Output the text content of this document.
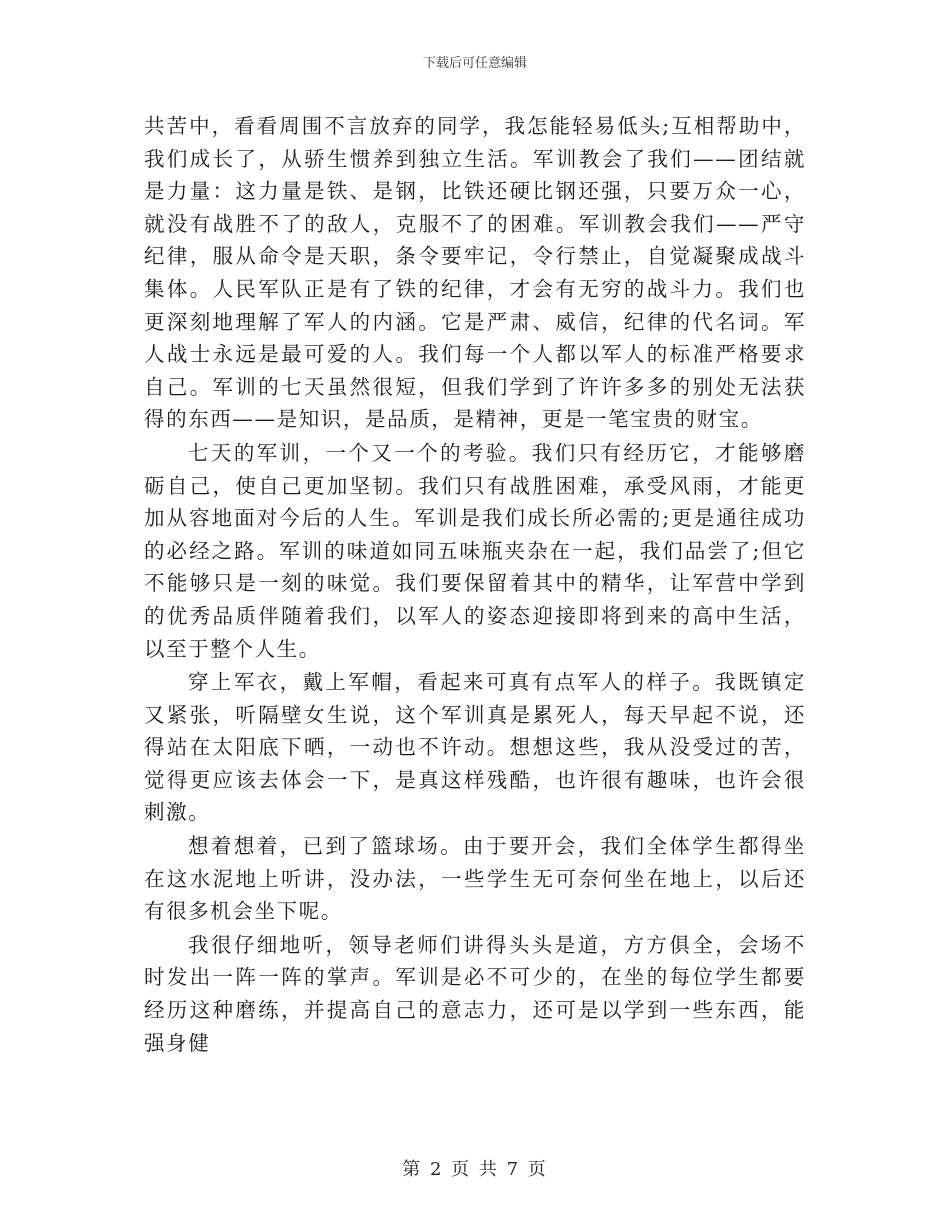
下载后可任意编辑

共苦中，看看周围不言放弃的同学，我怎能轻易低头;互相帮助中，我们成长了，从骄生惯养到独立生活。军训教会了我们——团结就是力量：这力量是铁、是钢，比铁还硬比钢还强，只要万众一心，就没有战胜不了的敌人，克服不了的困难。军训教会我们——严守纪律，服从命令是天职，条令要牢记，令行禁止，自觉凝聚成战斗集体。人民军队正是有了铁的纪律，才会有无穷的战斗力。我们也更深刻地理解了军人的内涵。它是严肃、威信，纪律的代名词。军人战士永远是最可爱的人。我们每一个人都以军人的标准严格要求自己。军训的七天虽然很短，但我们学到了许许多多的别处无法获得的东西——是知识，是品质，是精神，更是一笔宝贵的财宝。

七天的军训，一个又一个的考验。我们只有经历它，才能够磨砺自己，使自己更加坚韧。我们只有战胜困难，承受风雨，才能更加从容地面对今后的人生。军训是我们成长所必需的;更是通往成功的必经之路。军训的味道如同五味瓶夹杂在一起，我们品尝了;但它不能够只是一刻的味觉。我们要保留着其中的精华，让军营中学到的优秀品质伴随着我们，以军人的姿态迎接即将到来的高中生活，以至于整个人生。

穿上军衣，戴上军帽，看起来可真有点军人的样子。我既镇定又紧张，听隔壁女生说，这个军训真是累死人，每天早起不说，还得站在太阳底下晒，一动也不许动。想想这些，我从没受过的苦，觉得更应该去体会一下，是真这样残酷，也许很有趣味，也许会很刺激。

想着想着，已到了篮球场。由于要开会，我们全体学生都得坐在这水泥地上听讲，没办法，一些学生无可奈何坐在地上，以后还有很多机会坐下呢。

我很仔细地听，领导老师们讲得头头是道，方方俱全，会场不时发出一阵一阵的掌声。军训是必不可少的，在坐的每位学生都要经历这种磨练，并提高自己的意志力，还可是以学到一些东西，能强身健

第 2 页 共 7 页
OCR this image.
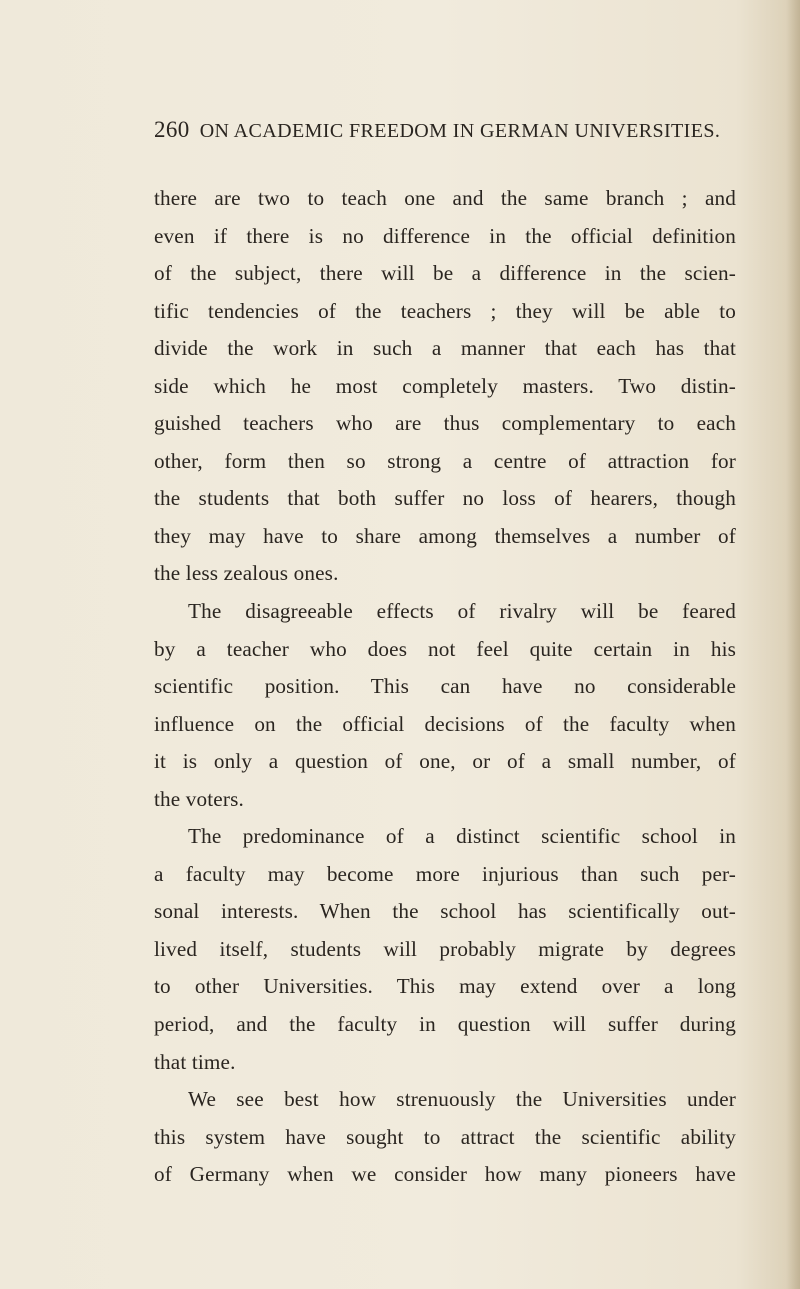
260 ON ACADEMIC FREEDOM IN GERMAN UNIVERSITIES.
there are two to teach one and the same branch ; and
even if there is no difference in the official definition
of the subject, there will be a difference in the scien-
tific tendencies of the teachers ; they will be able to
divide the work in such a manner that each has that
side which he most completely masters. Two distin-
guished teachers who are thus complementary to each
other, form then so strong a centre of attraction for
the students that both suffer no loss of hearers, though
they may have to share among themselves a number of
the less zealous ones.
The disagreeable effects of rivalry will be feared
by a teacher who does not feel quite certain in his
scientific position. This can have no considerable
influence on the official decisions of the faculty when
it is only a question of one, or of a small number, of
the voters.
The predominance of a distinct scientific school in
a faculty may become more injurious than such per-
sonal interests. When the school has scientifically out-
lived itself, students will probably migrate by degrees
to other Universities. This may extend over a long
period, and the faculty in question will suffer during
that time.
We see best how strenuously the Universities under
this system have sought to attract the scientific ability
of Germany when we consider how many pioneers have
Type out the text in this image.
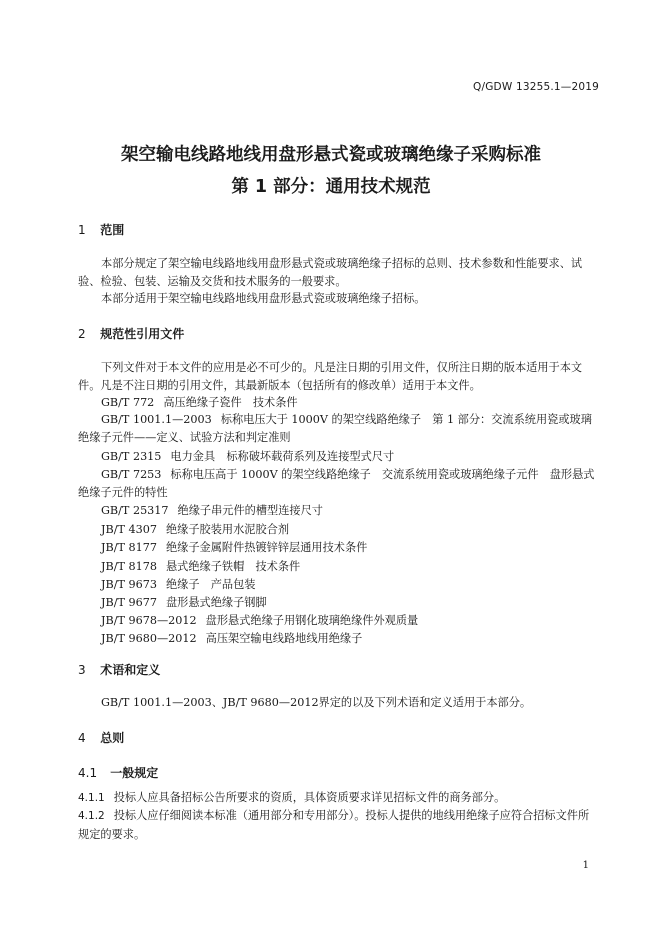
Q/GDW 13255.1—2019
架空输电线路地线用盘形悬式瓷或玻璃绝缘子采购标准
第 1 部分：通用技术规范
1 范围
本部分规定了架空输电线路地线用盘形悬式瓷或玻璃绝缘子招标的总则、技术参数和性能要求、试验、检验、包装、运输及交货和技术服务的一般要求。
本部分适用于架空输电线路地线用盘形悬式瓷或玻璃绝缘子招标。
2 规范性引用文件
下列文件对于本文件的应用是必不可少的。凡是注日期的引用文件，仅所注日期的版本适用于本文件。凡是不注日期的引用文件，其最新版本（包括所有的修改单）适用于本文件。
GB/T 772 高压绝缘子瓷件　技术条件
GB/T 1001.1—2003 标称电压大于 1000V 的架空线路绝缘子　第 1 部分：交流系统用瓷或玻璃绝缘子元件——定义、试验方法和判定准则
GB/T 2315 电力金具　标称破坏载荷系列及连接型式尺寸
GB/T 7253 标称电压高于 1000V 的架空线路绝缘子　交流系统用瓷或玻璃绝缘子元件　盘形悬式绝缘子元件的特性
GB/T 25317 绝缘子串元件的槽型连接尺寸
JB/T 4307 绝缘子胶装用水泥胶合剂
JB/T 8177 绝缘子金属附件热镀锌锌层通用技术条件
JB/T 8178 悬式绝缘子铁帽　技术条件
JB/T 9673 绝缘子　产品包装
JB/T 9677 盘形悬式绝缘子钢脚
JB/T 9678—2012 盘形悬式绝缘子用钢化玻璃绝缘件外观质量
JB/T 9680—2012 高压架空输电线路地线用绝缘子
3 术语和定义
GB/T 1001.1—2003、JB/T 9680—2012界定的以及下列术语和定义适用于本部分。
4 总则
4.1 一般规定
4.1.1 投标人应具备招标公告所要求的资质，具体资质要求详见招标文件的商务部分。
4.1.2 投标人应仔细阅读本标准（通用部分和专用部分）。投标人提供的地线用绝缘子应符合招标文件所规定的要求。
1
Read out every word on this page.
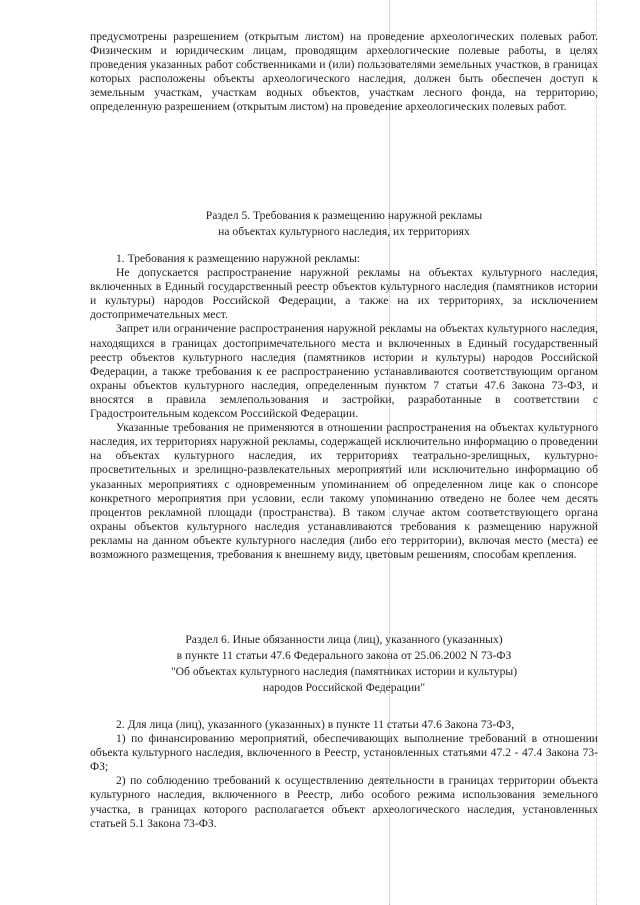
предусмотрены разрешением (открытым листом) на проведение археологических полевых работ. Физическим и юридическим лицам, проводящим археологические полевые работы, в целях проведения указанных работ собственниками и (или) пользователями земельных участков, в границах которых расположены объекты археологического наследия, должен быть обеспечен доступ к земельным участкам, участкам водных объектов, участкам лесного фонда, на территорию, определенную разрешением (открытым листом) на проведение археологических полевых работ.

Раздел 5. Требования к размещению наружной рекламы
на объектах культурного наследия, их территориях

1. Требования к размещению наружной рекламы:

Не допускается распространение наружной рекламы на объектах культурного наследия, включенных в Единый государственный реестр объектов культурного наследия (памятников истории и культуры) народов Российской Федерации, а также на их территориях, за исключением достопримечательных мест.

Запрет или ограничение распространения наружной рекламы на объектах культурного наследия, находящихся в границах достопримечательного места и включенных в Единый государственный реестр объектов культурного наследия (памятников истории и культуры) народов Российской Федерации, а также требования к ее распространению устанавливаются соответствующим органом охраны объектов культурного наследия, определенным пунктом 7 статьи 47.6 Закона 73-ФЗ, и вносятся в правила землепользования и застройки, разработанные в соответствии с Градостроительным кодексом Российской Федерации.

Указанные требования не применяются в отношении распространения на объектах культурного наследия, их территориях наружной рекламы, содержащей исключительно информацию о проведении на объектах культурного наследия, их территориях театрально-зрелищных, культурно-просветительных и зрелищно-развлекательных мероприятий или исключительно информацию об указанных мероприятиях с одновременным упоминанием об определенном лице как о спонсоре конкретного мероприятия при условии, если такому упоминанию отведено не более чем десять процентов рекламной площади (пространства). В таком случае актом соответствующего органа охраны объектов культурного наследия устанавливаются требования к размещению наружной рекламы на данном объекте культурного наследия (либо его территории), включая место (места) ее возможного размещения, требования к внешнему виду, цветовым решениям, способам крепления.

Раздел 6. Иные обязанности лица (лиц), указанного (указанных)
в пункте 11 статьи 47.6 Федерального закона от 25.06.2002 N 73-ФЗ
"Об объектах культурного наследия (памятниках истории и культуры)
народов Российской Федерации"

2. Для лица (лиц), указанного (указанных) в пункте 11 статьи 47.6 Закона 73-ФЗ,

1) по финансированию мероприятий, обеспечивающих выполнение требований в отношении объекта культурного наследия, включенного в Реестр, установленных статьями 47.2 - 47.4 Закона 73-ФЗ;

2) по соблюдению требований к осуществлению деятельности в границах территории объекта культурного наследия, включенного в Реестр, либо особого режима использования земельного участка, в границах которого располагается объект археологического наследия, установленных статьей 5.1 Закона 73-ФЗ.
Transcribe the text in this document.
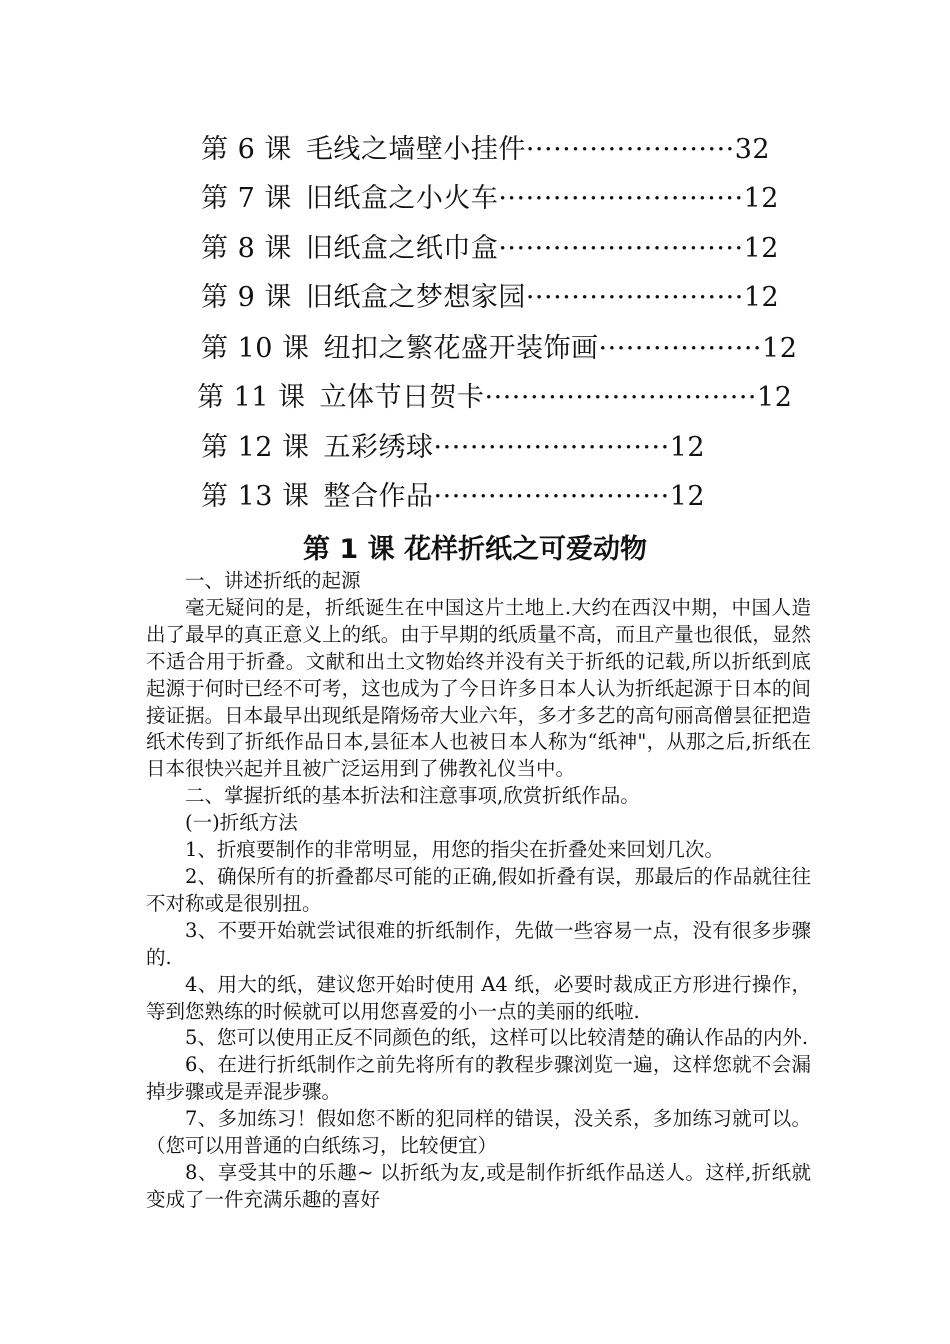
第 6 课 毛线之墙壁小挂件·······················32
第 7 课 旧纸盒之小火车···························12
第 8 课 旧纸盒之纸巾盒···························12
第 9 课 旧纸盒之梦想家园························12
第 10 课 纽扣之繁花盛开装饰画··················12
第 11 课 立体节日贺卡······························12
第 12 课 五彩绣球··························12
第 13 课 整合作品··························12
第 1 课 花样折纸之可爱动物

一、讲述折纸的起源

毫无疑问的是，折纸诞生在中国这片土地上.大约在西汉中期，中国人造出了最早的真正意义上的纸。由于早期的纸质量不高，而且产量也很低，显然不适合用于折叠。文献和出土文物始终并没有关于折纸的记载,所以折纸到底起源于何时已经不可考，这也成为了今日许多日本人认为折纸起源于日本的间接证据。日本最早出现纸是隋炀帝大业六年，多才多艺的高句丽高僧昙征把造纸术传到了折纸作品日本,昙征本人也被日本人称为“纸神"，从那之后,折纸在日本很快兴起并且被广泛运用到了佛教礼仪当中。

二、掌握折纸的基本折法和注意事项,欣赏折纸作品。

(一)折纸方法

1、折痕要制作的非常明显，用您的指尖在折叠处来回划几次。

2、确保所有的折叠都尽可能的正确,假如折叠有误，那最后的作品就往往不对称或是很别扭。

3、不要开始就尝试很难的折纸制作，先做一些容易一点，没有很多步骤的.

4、用大的纸，建议您开始时使用 A4 纸，必要时裁成正方形进行操作，等到您熟练的时候就可以用您喜爱的小一点的美丽的纸啦.

5、您可以使用正反不同颜色的纸，这样可以比较清楚的确认作品的内外.

6、在进行折纸制作之前先将所有的教程步骤浏览一遍，这样您就不会漏掉步骤或是弄混步骤。

7、多加练习！假如您不断的犯同样的错误，没关系，多加练习就可以。（您可以用普通的白纸练习，比较便宜）

8、享受其中的乐趣~ 以折纸为友,或是制作折纸作品送人。这样,折纸就变成了一件充满乐趣的喜好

Short task:
Report back each line of the entries that holds the string "there".

Written answer:
there are two to teach one and the same branch ; and
even if there is no difference in the official definition
of the subject, there will be a difference in the scien-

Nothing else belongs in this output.